| Job |
Set every record down verbatim and omit the pictures.

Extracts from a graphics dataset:
★ ★ ★ ★

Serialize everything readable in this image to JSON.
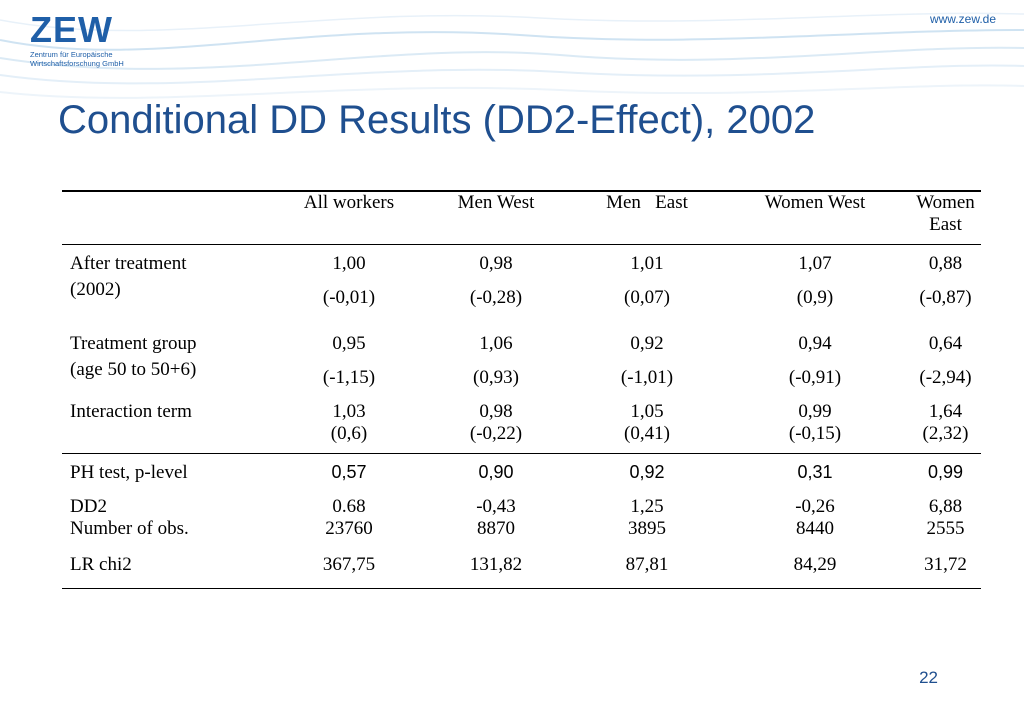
{
  "header": {
    "logo_text": "ZEW",
    "logo_sub_1": "Zentrum für Europäische",
    "logo_sub_2": "Wirtschaftsforschung GmbH",
    "url": "www.zew.de"
  },
  "title": "Conditional DD Results (DD2-Effect), 2002",
  "table": {
    "columns": [
      "All workers",
      "Men West",
      "Men   East",
      "Women West",
      "Women East"
    ],
    "after_treatment": {
      "label_1": "After treatment",
      "label_2": "(2002)",
      "values": [
        "1,00",
        "0,98",
        "1,01",
        "1,07",
        "0,88"
      ],
      "t": [
        "(-0,01)",
        "(-0,28)",
        "(0,07)",
        "(0,9)",
        "(-0,87)"
      ]
    },
    "treatment_group": {
      "label_1": "Treatment group",
      "label_2": "(age 50 to 50+6)",
      "values": [
        "0,95",
        "1,06",
        "0,92",
        "0,94",
        "0,64"
      ],
      "t": [
        "(-1,15)",
        "(0,93)",
        "(-1,01)",
        "(-0,91)",
        "(-2,94)"
      ]
    },
    "interaction": {
      "label": "Interaction term",
      "values": [
        "1,03",
        "0,98",
        "1,05",
        "0,99",
        "1,64"
      ],
      "t": [
        "(0,6)",
        "(-0,22)",
        "(0,41)",
        "(-0,15)",
        "(2,32)"
      ]
    },
    "ph_test": {
      "label": "PH test, p-level",
      "values": [
        "0,57",
        "0,90",
        "0,92",
        "0,31",
        "0,99"
      ]
    },
    "dd2": {
      "label": "DD2",
      "values": [
        "0.68",
        "-0,43",
        "1,25",
        "-0,26",
        "6,88"
      ]
    },
    "nobs": {
      "label": "Number of obs.",
      "values": [
        "23760",
        "8870",
        "3895",
        "8440",
        "2555"
      ]
    },
    "lr": {
      "label": "LR chi2",
      "values": [
        "367,75",
        "131,82",
        "87,81",
        "84,29",
        "31,72"
      ]
    }
  },
  "page_number": "22"
}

★ ★ ★ ★

| Result for this exercise |
Serialize everything readable in this image to JSON.
{
  "header": {
    "logo_text": "ZEW",
    "logo_sub_1": "Zentrum für Europäische",
    "logo_sub_2": "Wirtschaftsforschung GmbH",
    "url": "www.zew.de"
  },
  "title": "Conditional DD Results (DD2-Effect), 2002",
  "table": {
    "columns": [
      "All workers",
      "Men West",
      "Men   East",
      "Women West",
      "Women East"
    ],
    "after_treatment": {
      "label_1": "After treatment",
      "label_2": "(2002)",
      "values": [
        "1,00",
        "0,98",
        "1,01",
        "1,07",
        "0,88"
      ],
      "t": [
        "(-0,01)",
        "(-0,28)",
        "(0,07)",
        "(0,9)",
        "(-0,87)"
      ]
    },
    "treatment_group": {
      "label_1": "Treatment group",
      "label_2": "(age 50 to 50+6)",
      "values": [
        "0,95",
        "1,06",
        "0,92",
        "0,94",
        "0,64"
      ],
      "t": [
        "(-1,15)",
        "(0,93)",
        "(-1,01)",
        "(-0,91)",
        "(-2,94)"
      ]
    },
    "interaction": {
      "label": "Interaction term",
      "values": [
        "1,03",
        "0,98",
        "1,05",
        "0,99",
        "1,64"
      ],
      "t": [
        "(0,6)",
        "(-0,22)",
        "(0,41)",
        "(-0,15)",
        "(2,32)"
      ]
    },
    "ph_test": {
      "label": "PH test, p-level",
      "values": [
        "0,57",
        "0,90",
        "0,92",
        "0,31",
        "0,99"
      ]
    },
    "dd2": {
      "label": "DD2",
      "values": [
        "0.68",
        "-0,43",
        "1,25",
        "-0,26",
        "6,88"
      ]
    },
    "nobs": {
      "label": "Number of obs.",
      "values": [
        "23760",
        "8870",
        "3895",
        "8440",
        "2555"
      ]
    },
    "lr": {
      "label": "LR chi2",
      "values": [
        "367,75",
        "131,82",
        "87,81",
        "84,29",
        "31,72"
      ]
    }
  },
  "page_number": "22"
}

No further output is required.